> **OBJECTIVE**
Repeat the listing in full, exactly as it stands.

> **INFORMATION SUPPLIED**
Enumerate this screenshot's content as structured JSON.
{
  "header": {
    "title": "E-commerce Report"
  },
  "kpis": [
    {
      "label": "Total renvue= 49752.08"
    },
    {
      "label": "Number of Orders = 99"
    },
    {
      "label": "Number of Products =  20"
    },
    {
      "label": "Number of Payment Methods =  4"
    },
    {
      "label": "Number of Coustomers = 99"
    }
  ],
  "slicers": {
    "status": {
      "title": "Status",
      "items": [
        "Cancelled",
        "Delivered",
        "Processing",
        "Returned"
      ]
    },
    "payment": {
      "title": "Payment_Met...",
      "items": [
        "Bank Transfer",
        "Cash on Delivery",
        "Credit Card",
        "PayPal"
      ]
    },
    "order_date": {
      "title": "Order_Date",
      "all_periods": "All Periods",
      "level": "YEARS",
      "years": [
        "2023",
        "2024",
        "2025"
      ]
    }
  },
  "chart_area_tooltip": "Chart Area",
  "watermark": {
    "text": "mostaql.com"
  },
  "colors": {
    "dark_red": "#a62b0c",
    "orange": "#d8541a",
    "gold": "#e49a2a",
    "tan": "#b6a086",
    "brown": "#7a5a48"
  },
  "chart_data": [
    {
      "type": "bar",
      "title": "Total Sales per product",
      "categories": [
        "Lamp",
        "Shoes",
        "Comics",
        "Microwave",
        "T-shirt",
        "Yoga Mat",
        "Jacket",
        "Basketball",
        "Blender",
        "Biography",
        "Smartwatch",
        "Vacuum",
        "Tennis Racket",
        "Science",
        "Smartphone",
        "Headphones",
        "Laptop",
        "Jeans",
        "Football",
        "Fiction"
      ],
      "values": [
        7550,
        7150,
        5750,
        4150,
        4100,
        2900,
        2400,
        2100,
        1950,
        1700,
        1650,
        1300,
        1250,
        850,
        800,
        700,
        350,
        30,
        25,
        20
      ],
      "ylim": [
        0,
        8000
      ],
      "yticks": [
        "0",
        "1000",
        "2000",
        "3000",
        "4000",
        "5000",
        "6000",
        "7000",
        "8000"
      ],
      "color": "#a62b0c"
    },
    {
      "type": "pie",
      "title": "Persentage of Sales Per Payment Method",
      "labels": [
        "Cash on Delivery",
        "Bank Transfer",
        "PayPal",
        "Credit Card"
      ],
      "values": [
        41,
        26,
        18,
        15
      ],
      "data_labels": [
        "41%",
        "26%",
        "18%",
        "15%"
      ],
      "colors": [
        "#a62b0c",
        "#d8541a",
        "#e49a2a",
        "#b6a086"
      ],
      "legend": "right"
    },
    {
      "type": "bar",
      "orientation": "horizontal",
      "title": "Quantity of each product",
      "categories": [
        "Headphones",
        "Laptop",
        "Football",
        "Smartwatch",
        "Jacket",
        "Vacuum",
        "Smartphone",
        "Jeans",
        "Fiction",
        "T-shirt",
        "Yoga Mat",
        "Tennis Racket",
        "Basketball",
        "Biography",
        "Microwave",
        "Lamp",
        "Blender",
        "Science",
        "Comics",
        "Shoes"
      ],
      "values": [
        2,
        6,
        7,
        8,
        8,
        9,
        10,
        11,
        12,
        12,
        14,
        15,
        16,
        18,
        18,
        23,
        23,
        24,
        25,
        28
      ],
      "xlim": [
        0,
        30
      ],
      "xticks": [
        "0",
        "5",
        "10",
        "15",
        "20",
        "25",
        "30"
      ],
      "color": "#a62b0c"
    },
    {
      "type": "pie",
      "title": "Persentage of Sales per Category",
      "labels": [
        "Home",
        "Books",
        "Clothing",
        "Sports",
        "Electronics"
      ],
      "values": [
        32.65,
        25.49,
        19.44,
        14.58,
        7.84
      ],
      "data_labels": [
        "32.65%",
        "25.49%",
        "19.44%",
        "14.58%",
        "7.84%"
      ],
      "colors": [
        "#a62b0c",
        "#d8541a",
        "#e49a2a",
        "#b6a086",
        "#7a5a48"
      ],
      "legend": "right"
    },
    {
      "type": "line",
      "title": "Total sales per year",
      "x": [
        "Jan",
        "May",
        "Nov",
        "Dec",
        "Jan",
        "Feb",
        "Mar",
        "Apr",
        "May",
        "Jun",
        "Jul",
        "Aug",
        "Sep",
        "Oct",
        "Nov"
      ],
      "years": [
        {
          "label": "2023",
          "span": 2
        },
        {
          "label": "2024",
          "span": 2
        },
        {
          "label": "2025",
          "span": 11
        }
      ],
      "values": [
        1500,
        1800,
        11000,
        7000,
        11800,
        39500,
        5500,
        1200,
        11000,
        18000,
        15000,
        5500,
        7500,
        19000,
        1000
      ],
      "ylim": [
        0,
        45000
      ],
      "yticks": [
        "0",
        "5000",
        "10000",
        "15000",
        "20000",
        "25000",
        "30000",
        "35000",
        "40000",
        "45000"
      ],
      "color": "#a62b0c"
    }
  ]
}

> **TASK RESPONSE**
Enumerate this screenshot's content as structured JSON.
{
  "header": {
    "title": "E-commerce Report"
  },
  "kpis": [
    {
      "label": "Total renvue= 49752.08"
    },
    {
      "label": "Number of Orders = 99"
    },
    {
      "label": "Number of Products =  20"
    },
    {
      "label": "Number of Payment Methods =  4"
    },
    {
      "label": "Number of Coustomers = 99"
    }
  ],
  "slicers": {
    "status": {
      "title": "Status",
      "items": [
        "Cancelled",
        "Delivered",
        "Processing",
        "Returned"
      ]
    },
    "payment": {
      "title": "Payment_Met...",
      "items": [
        "Bank Transfer",
        "Cash on Delivery",
        "Credit Card",
        "PayPal"
      ]
    },
    "order_date": {
      "title": "Order_Date",
      "all_periods": "All Periods",
      "level": "YEARS",
      "years": [
        "2023",
        "2024",
        "2025"
      ]
    }
  },
  "chart_area_tooltip": "Chart Area",
  "watermark": {
    "text": "mostaql.com"
  },
  "colors": {
    "dark_red": "#a62b0c",
    "orange": "#d8541a",
    "gold": "#e49a2a",
    "tan": "#b6a086",
    "brown": "#7a5a48"
  },
  "chart_data": [
    {
      "type": "bar",
      "title": "Total Sales per product",
      "categories": [
        "Lamp",
        "Shoes",
        "Comics",
        "Microwave",
        "T-shirt",
        "Yoga Mat",
        "Jacket",
        "Basketball",
        "Blender",
        "Biography",
        "Smartwatch",
        "Vacuum",
        "Tennis Racket",
        "Science",
        "Smartphone",
        "Headphones",
        "Laptop",
        "Jeans",
        "Football",
        "Fiction"
      ],
      "values": [
        7550,
        7150,
        5750,
        4150,
        4100,
        2900,
        2400,
        2100,
        1950,
        1700,
        1650,
        1300,
        1250,
        850,
        800,
        700,
        350,
        30,
        25,
        20
      ],
      "ylim": [
        0,
        8000
      ],
      "yticks": [
        "0",
        "1000",
        "2000",
        "3000",
        "4000",
        "5000",
        "6000",
        "7000",
        "8000"
      ],
      "color": "#a62b0c"
    },
    {
      "type": "pie",
      "title": "Persentage of Sales Per Payment Method",
      "labels": [
        "Cash on Delivery",
        "Bank Transfer",
        "PayPal",
        "Credit Card"
      ],
      "values": [
        41,
        26,
        18,
        15
      ],
      "data_labels": [
        "41%",
        "26%",
        "18%",
        "15%"
      ],
      "colors": [
        "#a62b0c",
        "#d8541a",
        "#e49a2a",
        "#b6a086"
      ],
      "legend": "right"
    },
    {
      "type": "bar",
      "orientation": "horizontal",
      "title": "Quantity of each product",
      "categories": [
        "Headphones",
        "Laptop",
        "Football",
        "Smartwatch",
        "Jacket",
        "Vacuum",
        "Smartphone",
        "Jeans",
        "Fiction",
        "T-shirt",
        "Yoga Mat",
        "Tennis Racket",
        "Basketball",
        "Biography",
        "Microwave",
        "Lamp",
        "Blender",
        "Science",
        "Comics",
        "Shoes"
      ],
      "values": [
        2,
        6,
        7,
        8,
        8,
        9,
        10,
        11,
        12,
        12,
        14,
        15,
        16,
        18,
        18,
        23,
        23,
        24,
        25,
        28
      ],
      "xlim": [
        0,
        30
      ],
      "xticks": [
        "0",
        "5",
        "10",
        "15",
        "20",
        "25",
        "30"
      ],
      "color": "#a62b0c"
    },
    {
      "type": "pie",
      "title": "Persentage of Sales per Category",
      "labels": [
        "Home",
        "Books",
        "Clothing",
        "Sports",
        "Electronics"
      ],
      "values": [
        32.65,
        25.49,
        19.44,
        14.58,
        7.84
      ],
      "data_labels": [
        "32.65%",
        "25.49%",
        "19.44%",
        "14.58%",
        "7.84%"
      ],
      "colors": [
        "#a62b0c",
        "#d8541a",
        "#e49a2a",
        "#b6a086",
        "#7a5a48"
      ],
      "legend": "right"
    },
    {
      "type": "line",
      "title": "Total sales per year",
      "x": [
        "Jan",
        "May",
        "Nov",
        "Dec",
        "Jan",
        "Feb",
        "Mar",
        "Apr",
        "May",
        "Jun",
        "Jul",
        "Aug",
        "Sep",
        "Oct",
        "Nov"
      ],
      "years": [
        {
          "label": "2023",
          "span": 2
        },
        {
          "label": "2024",
          "span": 2
        },
        {
          "label": "2025",
          "span": 11
        }
      ],
      "values": [
        1500,
        1800,
        11000,
        7000,
        11800,
        39500,
        5500,
        1200,
        11000,
        18000,
        15000,
        5500,
        7500,
        19000,
        1000
      ],
      "ylim": [
        0,
        45000
      ],
      "yticks": [
        "0",
        "5000",
        "10000",
        "15000",
        "20000",
        "25000",
        "30000",
        "35000",
        "40000",
        "45000"
      ],
      "color": "#a62b0c"
    }
  ]
}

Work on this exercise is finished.